> _What you have to do_:
Scan the records below. List lines holding "Read".

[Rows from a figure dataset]
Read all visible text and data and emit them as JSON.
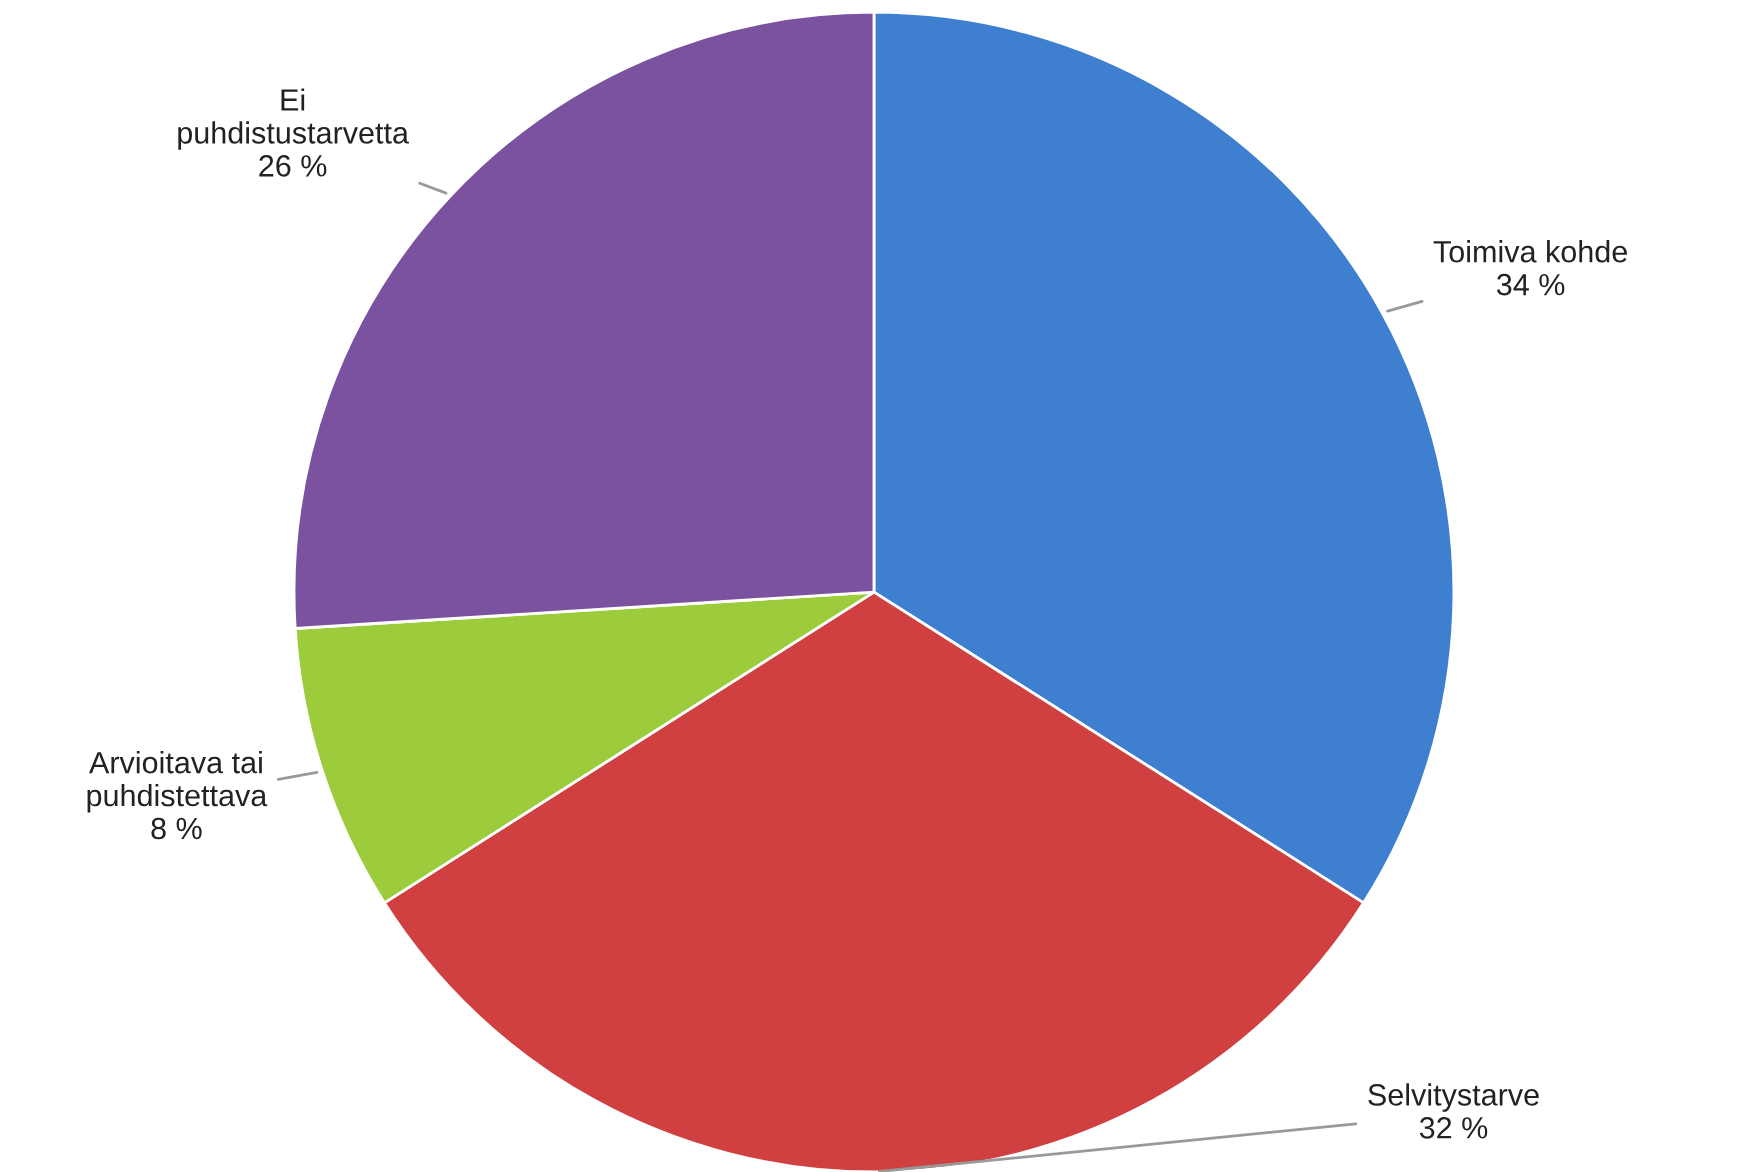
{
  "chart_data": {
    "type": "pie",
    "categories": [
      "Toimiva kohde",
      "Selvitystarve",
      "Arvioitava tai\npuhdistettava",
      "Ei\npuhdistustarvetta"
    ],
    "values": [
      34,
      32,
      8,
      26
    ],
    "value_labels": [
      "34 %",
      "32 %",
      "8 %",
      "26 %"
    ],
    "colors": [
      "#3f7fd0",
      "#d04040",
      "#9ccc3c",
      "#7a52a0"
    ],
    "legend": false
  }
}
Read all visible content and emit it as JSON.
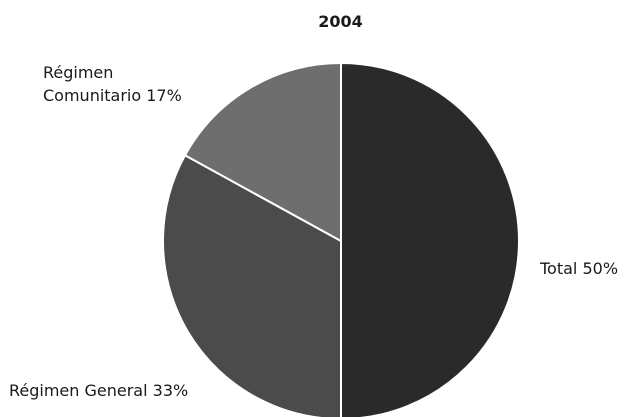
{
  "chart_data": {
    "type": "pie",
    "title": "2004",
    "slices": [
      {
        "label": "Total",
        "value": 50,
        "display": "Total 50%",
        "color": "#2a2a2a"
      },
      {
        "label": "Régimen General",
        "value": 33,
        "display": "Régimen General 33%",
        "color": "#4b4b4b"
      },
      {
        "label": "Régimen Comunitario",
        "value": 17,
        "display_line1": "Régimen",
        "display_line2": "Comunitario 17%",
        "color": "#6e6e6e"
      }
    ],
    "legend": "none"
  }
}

> _Full output_:
Read all visible text and data and emit them as JSON.
Read all visible content and emit it as JSON.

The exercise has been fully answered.